Repeat each record below exactly, dropping the pictures.

Recorded data:
-- -- --

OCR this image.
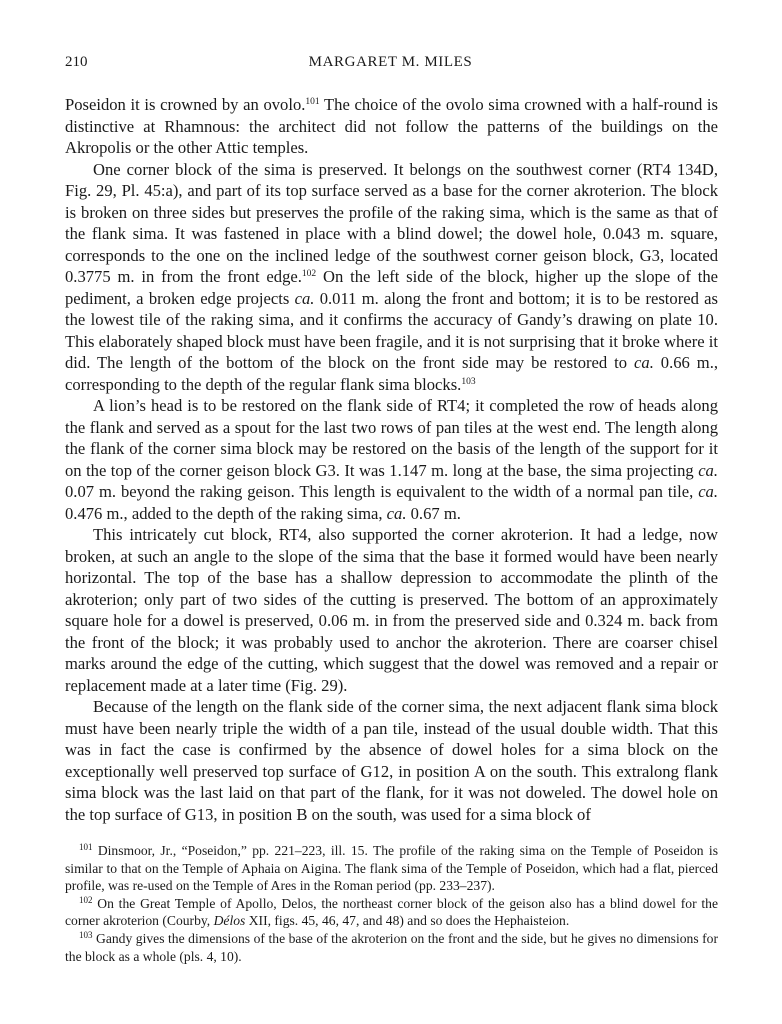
210	MARGARET M. MILES

Poseidon it is crowned by an ovolo.$^{101}$ The choice of the ovolo sima crowned with a half-round is distinctive at Rhamnous: the architect did not follow the patterns of the buildings on the Akropolis or the other Attic temples.

One corner block of the sima is preserved. It belongs on the southwest corner (RT4 134D, Fig. 29, Pl. 45:a), and part of its top surface served as a base for the corner akroterion. The block is broken on three sides but preserves the profile of the raking sima, which is the same as that of the flank sima. It was fastened in place with a blind dowel; the dowel hole, 0.043 m. square, corresponds to the one on the inclined ledge of the southwest corner geison block, G3, located 0.3775 m. in from the front edge.$^{102}$ On the left side of the block, higher up the slope of the pediment, a broken edge projects ca. 0.011 m. along the front and bottom; it is to be restored as the lowest tile of the raking sima, and it confirms the accuracy of Gandy’s drawing on plate 10. This elaborately shaped block must have been fragile, and it is not surprising that it broke where it did. The length of the bottom of the block on the front side may be restored to ca. 0.66 m., corresponding to the depth of the regular flank sima blocks.$^{103}$

A lion’s head is to be restored on the flank side of RT4; it completed the row of heads along the flank and served as a spout for the last two rows of pan tiles at the west end. The length along the flank of the corner sima block may be restored on the basis of the length of the support for it on the top of the corner geison block G3. It was 1.147 m. long at the base, the sima projecting ca. 0.07 m. beyond the raking geison. This length is equivalent to the width of a normal pan tile, ca. 0.476 m., added to the depth of the raking sima, ca. 0.67 m.

This intricately cut block, RT4, also supported the corner akroterion. It had a ledge, now broken, at such an angle to the slope of the sima that the base it formed would have been nearly horizontal. The top of the base has a shallow depression to accommodate the plinth of the akroterion; only part of two sides of the cutting is preserved. The bottom of an approximately square hole for a dowel is preserved, 0.06 m. in from the preserved side and 0.324 m. back from the front of the block; it was probably used to anchor the akroterion. There are coarser chisel marks around the edge of the cutting, which suggest that the dowel was removed and a repair or replacement made at a later time (Fig. 29).

Because of the length on the flank side of the corner sima, the next adjacent flank sima block must have been nearly triple the width of a pan tile, instead of the usual double width. That this was in fact the case is confirmed by the absence of dowel holes for a sima block on the exceptionally well preserved top surface of G12, in position A on the south. This extralong flank sima block was the last laid on that part of the flank, for it was not doweled. The dowel hole on the top surface of G13, in position B on the south, was used for a sima block of

$^{101}$ Dinsmoor, Jr., “Poseidon,” pp. 221–223, ill. 15. The profile of the raking sima on the Temple of Poseidon is similar to that on the Temple of Aphaia on Aigina. The flank sima of the Temple of Poseidon, which had a flat, pierced profile, was re-used on the Temple of Ares in the Roman period (pp. 233–237).

$^{102}$ On the Great Temple of Apollo, Delos, the northeast corner block of the geison also has a blind dowel for the corner akroterion (Courby, Délos XII, figs. 45, 46, 47, and 48) and so does the Hephaisteion.

$^{103}$ Gandy gives the dimensions of the base of the akroterion on the front and the side, but he gives no dimensions for the block as a whole (pls. 4, 10).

-- -- --

Answer to this task:
OCR this image.
210	MARGARET M. MILES

Poseidon it is crowned by an ovolo.$^{101}$ The choice of the ovolo sima crowned with a half-round is distinctive at Rhamnous: the architect did not follow the patterns of the buildings on the Akropolis or the other Attic temples.

One corner block of the sima is preserved. It belongs on the southwest corner (RT4 134D, Fig. 29, Pl. 45:a), and part of its top surface served as a base for the corner akroterion. The block is broken on three sides but preserves the profile of the raking sima, which is the same as that of the flank sima. It was fastened in place with a blind dowel; the dowel hole, 0.043 m. square, corresponds to the one on the inclined ledge of the southwest corner geison block, G3, located 0.3775 m. in from the front edge.$^{102}$ On the left side of the block, higher up the slope of the pediment, a broken edge projects ca. 0.011 m. along the front and bottom; it is to be restored as the lowest tile of the raking sima, and it confirms the accuracy of Gandy’s drawing on plate 10. This elaborately shaped block must have been fragile, and it is not surprising that it broke where it did. The length of the bottom of the block on the front side may be restored to ca. 0.66 m., corresponding to the depth of the regular flank sima blocks.$^{103}$

A lion’s head is to be restored on the flank side of RT4; it completed the row of heads along the flank and served as a spout for the last two rows of pan tiles at the west end. The length along the flank of the corner sima block may be restored on the basis of the length of the support for it on the top of the corner geison block G3. It was 1.147 m. long at the base, the sima projecting ca. 0.07 m. beyond the raking geison. This length is equivalent to the width of a normal pan tile, ca. 0.476 m., added to the depth of the raking sima, ca. 0.67 m.

This intricately cut block, RT4, also supported the corner akroterion. It had a ledge, now broken, at such an angle to the slope of the sima that the base it formed would have been nearly horizontal. The top of the base has a shallow depression to accommodate the plinth of the akroterion; only part of two sides of the cutting is preserved. The bottom of an approximately square hole for a dowel is preserved, 0.06 m. in from the preserved side and 0.324 m. back from the front of the block; it was probably used to anchor the akroterion. There are coarser chisel marks around the edge of the cutting, which suggest that the dowel was removed and a repair or replacement made at a later time (Fig. 29).

Because of the length on the flank side of the corner sima, the next adjacent flank sima block must have been nearly triple the width of a pan tile, instead of the usual double width. That this was in fact the case is confirmed by the absence of dowel holes for a sima block on the exceptionally well preserved top surface of G12, in position A on the south. This extralong flank sima block was the last laid on that part of the flank, for it was not doweled. The dowel hole on the top surface of G13, in position B on the south, was used for a sima block of

$^{101}$ Dinsmoor, Jr., “Poseidon,” pp. 221–223, ill. 15. The profile of the raking sima on the Temple of Poseidon is similar to that on the Temple of Aphaia on Aigina. The flank sima of the Temple of Poseidon, which had a flat, pierced profile, was re-used on the Temple of Ares in the Roman period (pp. 233–237).

$^{102}$ On the Great Temple of Apollo, Delos, the northeast corner block of the geison also has a blind dowel for the corner akroterion (Courby, Délos XII, figs. 45, 46, 47, and 48) and so does the Hephaisteion.

$^{103}$ Gandy gives the dimensions of the base of the akroterion on the front and the side, but he gives no dimensions for the block as a whole (pls. 4, 10).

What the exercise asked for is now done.